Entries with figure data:
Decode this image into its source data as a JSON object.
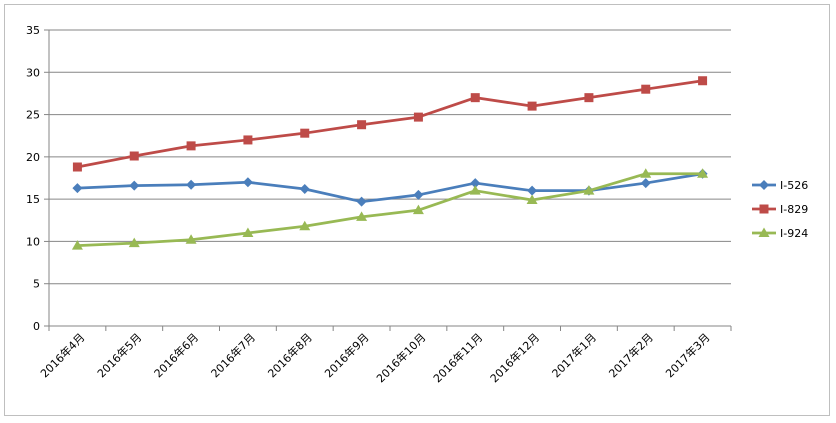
{
  "chart_data": {
    "type": "line",
    "categories": [
      "2016年4月",
      "2016年5月",
      "2016年6月",
      "2016年7月",
      "2016年8月",
      "2016年9月",
      "2016年10月",
      "2016年11月",
      "2016年12月",
      "2017年1月",
      "2017年2月",
      "2017年3月"
    ],
    "series": [
      {
        "name": "I-526",
        "color": "#4a7ebb",
        "marker": "diamond",
        "values": [
          16.3,
          16.6,
          16.7,
          17.0,
          16.2,
          14.7,
          15.5,
          16.9,
          16.0,
          16.0,
          16.9,
          18.0
        ]
      },
      {
        "name": "I-829",
        "color": "#be4b48",
        "marker": "square",
        "values": [
          18.8,
          20.1,
          21.3,
          22.0,
          22.8,
          23.8,
          24.7,
          27.0,
          26.0,
          27.0,
          28.0,
          29.0
        ]
      },
      {
        "name": "I-924",
        "color": "#98b954",
        "marker": "triangle",
        "values": [
          9.5,
          9.8,
          10.2,
          11.0,
          11.8,
          12.9,
          13.7,
          16.0,
          14.9,
          16.0,
          18.0,
          18.0
        ]
      }
    ],
    "ylim": [
      0,
      35
    ],
    "yticks": [
      0,
      5,
      10,
      15,
      20,
      25,
      30,
      35
    ],
    "grid": true,
    "legend": "right",
    "title": "",
    "xlabel": "",
    "ylabel": ""
  }
}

Exercise details:
In how many lines does the word "color" appear? Respond with the number alone.

Reply:
3